Visual layout listing:
= = = = = = =

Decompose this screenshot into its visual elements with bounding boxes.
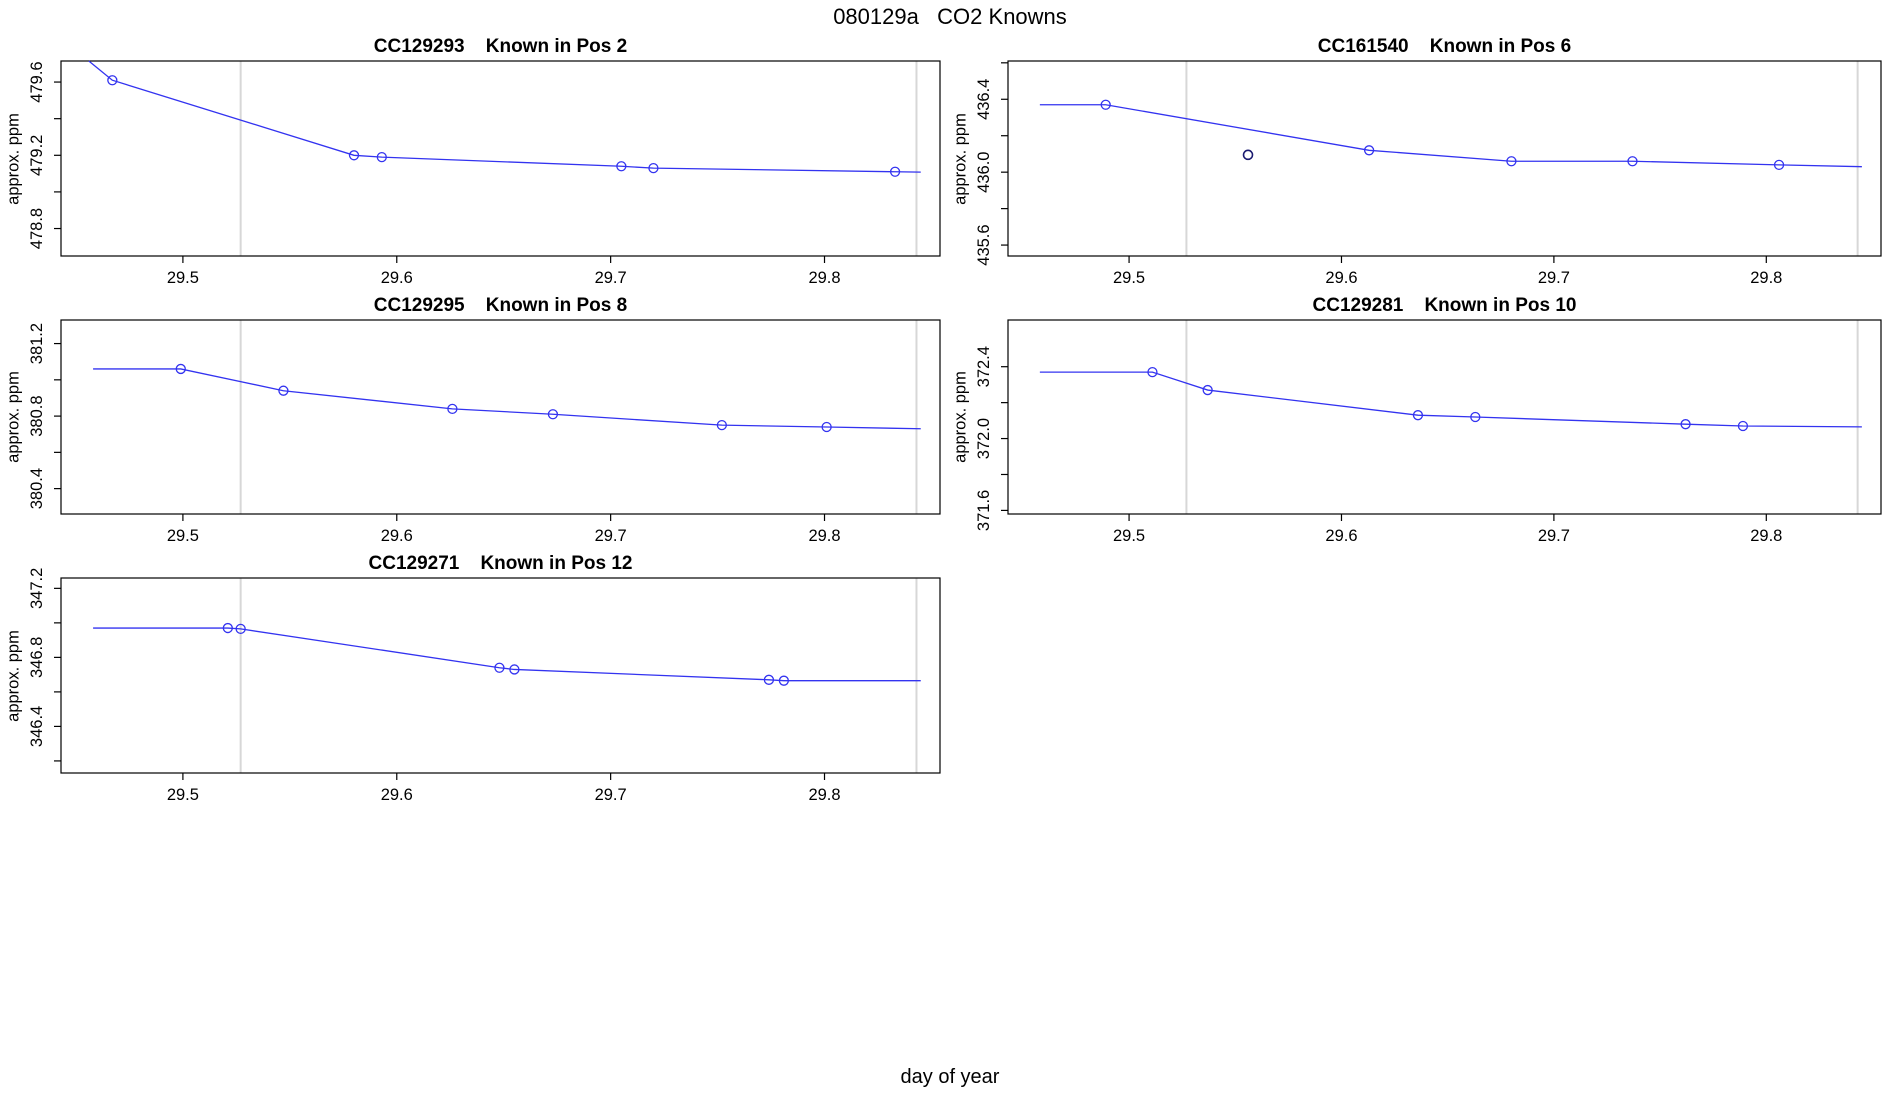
svg-text:29.6: 29.6: [1325, 527, 1357, 545]
svg-text:29.5: 29.5: [167, 269, 199, 287]
svg-text:380.4: 380.4: [28, 468, 46, 509]
subplot: 29.5 29.6 29.7 29.8 435.6 436.0 436.4: [975, 60, 1882, 287]
svg-text:436.0: 436.0: [975, 152, 993, 193]
y-axis-label: approx. ppm: [4, 112, 23, 205]
plot-title: CC129295 Known in Pos 8: [373, 295, 628, 316]
svg-text:29.5: 29.5: [1113, 527, 1145, 545]
svg-text:29.5: 29.5: [167, 527, 199, 545]
svg-text:29.8: 29.8: [1750, 527, 1782, 545]
y-axis-label: approx. ppm: [951, 112, 970, 205]
svg-text:479.6: 479.6: [28, 61, 46, 102]
svg-text:371.6: 371.6: [975, 490, 993, 531]
svg-text:29.8: 29.8: [1750, 269, 1782, 287]
svg-text:29.5: 29.5: [1113, 269, 1145, 287]
y-axis-label: approx. ppm: [4, 371, 23, 463]
svg-text:347.2: 347.2: [28, 568, 46, 609]
svg-text:29.6: 29.6: [381, 527, 413, 545]
svg-text:29.5: 29.5: [167, 786, 199, 804]
svg-text:29.7: 29.7: [595, 527, 627, 545]
svg-text:372.0: 372.0: [975, 418, 993, 459]
svg-text:381.2: 381.2: [28, 323, 46, 364]
main-title: 080129a CO2 Knowns: [833, 4, 1067, 29]
svg-text:436.4: 436.4: [975, 79, 993, 120]
svg-text:372.4: 372.4: [975, 346, 993, 387]
svg-text:29.7: 29.7: [1538, 527, 1570, 545]
y-axis-label: approx. ppm: [951, 371, 970, 463]
svg-text:435.6: 435.6: [975, 224, 993, 265]
svg-text:478.8: 478.8: [28, 208, 46, 249]
svg-text:29.8: 29.8: [808, 269, 840, 287]
svg-text:29.7: 29.7: [595, 786, 627, 804]
svg-text:479.2: 479.2: [28, 135, 46, 176]
svg-text:29.6: 29.6: [1325, 269, 1357, 287]
y-axis-label: approx. ppm: [4, 629, 23, 722]
svg-text:29.8: 29.8: [808, 786, 840, 804]
svg-text:29.8: 29.8: [808, 527, 840, 545]
subplot: 29.5 29.6 29.7 29.8 371.6 372.0 372.4: [975, 319, 1882, 545]
svg-text:29.7: 29.7: [1538, 269, 1570, 287]
svg-text:346.8: 346.8: [28, 637, 46, 678]
plot-title: CC129271 Known in Pos 12: [368, 553, 633, 574]
plot-title: CC129293 Known in Pos 2: [373, 36, 628, 57]
svg-text:380.8: 380.8: [28, 395, 46, 436]
svg-text:29.7: 29.7: [595, 269, 627, 287]
subplot: 29.5 29.6 29.7 29.8 346.4 346.8 347.2: [28, 568, 941, 804]
subplot: 29.5 29.6 29.7 29.8 478.8 479.2 479.6: [28, 60, 941, 287]
svg-text:29.6: 29.6: [381, 786, 413, 804]
svg-text:346.4: 346.4: [28, 706, 46, 747]
subplot: 29.5 29.6 29.7 29.8 380.4 380.8 381.2: [28, 319, 941, 545]
svg-text:29.6: 29.6: [381, 269, 413, 287]
x-axis-label: day of year: [900, 1066, 1000, 1088]
plot-title: CC161540 Known in Pos 6: [1317, 36, 1572, 57]
plot-title: CC129281 Known in Pos 10: [1312, 295, 1577, 316]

= = = = = = =

**Challenge**. Render every line of the listing above as a Markdown table with the columns Row and Line, numbering the rows and skipping blank lines. Leave the pictures out of the answer.

**Exercise result**.
| Row | Line |
|---|---|
| 1 | Decompose this screenshot into its visual elements with bounding boxes. |
| 2 | svg-text:29.6: 29.6: [1325, 527, 1357, 545] |
| 3 | svg-text:29.5: 29.5: [167, 269, 199, 287] |
| 4 | svg-text:380.4: 380.4: [28, 468, 46, 509] |
| 5 | subplot: 29.5 29.6 29.7 29.8 435.6 436.0 436.4: [975, 60, 1882, 287] |
| 6 | svg-text:436.0: 436.0: [975, 152, 993, 193] |
| 7 | y-axis-label: approx. ppm: [4, 112, 23, 205] |
| 8 | plot-title: CC129295 Known in Pos 8: [373, 295, 628, 316] |
| 9 | svg-text:29.5: 29.5: [1113, 527, 1145, 545] |
| 10 | svg-text:29.5: 29.5: [167, 527, 199, 545] |
| 11 | svg-text:29.8: 29.8: [1750, 527, 1782, 545] |
| 12 | y-axis-label: approx. ppm: [951, 112, 970, 205] |
| 13 | svg-text:479.6: 479.6: [28, 61, 46, 102] |
| 14 | svg-text:371.6: 371.6: [975, 490, 993, 531] |
| 15 | svg-text:29.8: 29.8: [1750, 269, 1782, 287] |
| 16 | svg-text:29.5: 29.5: [1113, 269, 1145, 287] |
| 17 | y-axis-label: approx. ppm: [4, 371, 23, 463] |
| 18 | svg-text:347.2: 347.2: [28, 568, 46, 609] |
| 19 | svg-text:29.6: 29.6: [381, 527, 413, 545] |
| 20 | svg-text:29.5: 29.5: [167, 786, 199, 804] |
| 21 | svg-text:29.7: 29.7: [595, 527, 627, 545] |
| 22 | svg-text:372.0: 372.0: [975, 418, 993, 459] |
| 23 | svg-text:381.2: 381.2: [28, 323, 46, 364] |
| 24 | main-title: 080129a CO2 Knowns: [833, 4, 1067, 29] |
| 25 | svg-text:436.4: 436.4: [975, 79, 993, 120] |
| 26 | svg-text:372.4: 372.4: [975, 346, 993, 387] |
| 27 | svg-text:29.7: 29.7: [1538, 527, 1570, 545] |
| 28 | y-axis-label: approx. ppm: [951, 371, 970, 463] |
| 29 | svg-text:435.6: 435.6: [975, 224, 993, 265] |
| 30 | svg-text:478.8: 478.8: [28, 208, 46, 249] |
| 31 | svg-text:29.8: 29.8: [808, 269, 840, 287] |
| 32 | svg-text:29.7: 29.7: [595, 786, 627, 804] |
| 33 | svg-text:479.2: 479.2: [28, 135, 46, 176] |
| 34 | svg-text:29.6: 29.6: [1325, 269, 1357, 287] |
| 35 | y-axis-label: approx. ppm: [4, 629, 23, 722] |
| 36 | svg-text:29.8: 29.8: [808, 786, 840, 804] |
| 37 | svg-text:29.8: 29.8: [808, 527, 840, 545] |
| 38 | subplot: 29.5 29.6 29.7 29.8 371.6 372.0 372.4: [975, 319, 1882, 545] |
| 39 | svg-text:29.7: 29.7: [1538, 269, 1570, 287] |
| 40 | svg-text:346.8: 346.8: [28, 637, 46, 678] |
| 41 | plot-title: CC129271 Known in Pos 12: [368, 553, 633, 574] |
| 42 | plot-title: CC129293 Known in Pos 2: [373, 36, 628, 57] |
| 43 | svg-text:380.8: 380.8: [28, 395, 46, 436] |
| 44 | svg-text:29.7: 29.7: [595, 269, 627, 287] |
| 45 | subplot: 29.5 29.6 29.7 29.8 346.4 346.8 347.2: [28, 568, 941, 804] |
| 46 | subplot: 29.5 29.6 29.7 29.8 478.8 479.2 479.6: [28, 60, 941, 287] |
| 47 | svg-text:29.6: 29.6: [381, 786, 413, 804] |
| 48 | svg-text:346.4: 346.4: [28, 706, 46, 747] |
| 49 | subplot: 29.5 29.6 29.7 29.8 380.4 380.8 381.2: [28, 319, 941, 545] |
| 50 | svg-text:29.6: 29.6: [381, 269, 413, 287] |
| 51 | x-axis-label: day of year: [900, 1066, 1000, 1088] |
| 52 | plot-title: CC161540 Known in Pos 6: [1317, 36, 1572, 57] |
| 53 | plot-title: CC129281 Known in Pos 10: [1312, 295, 1577, 316] |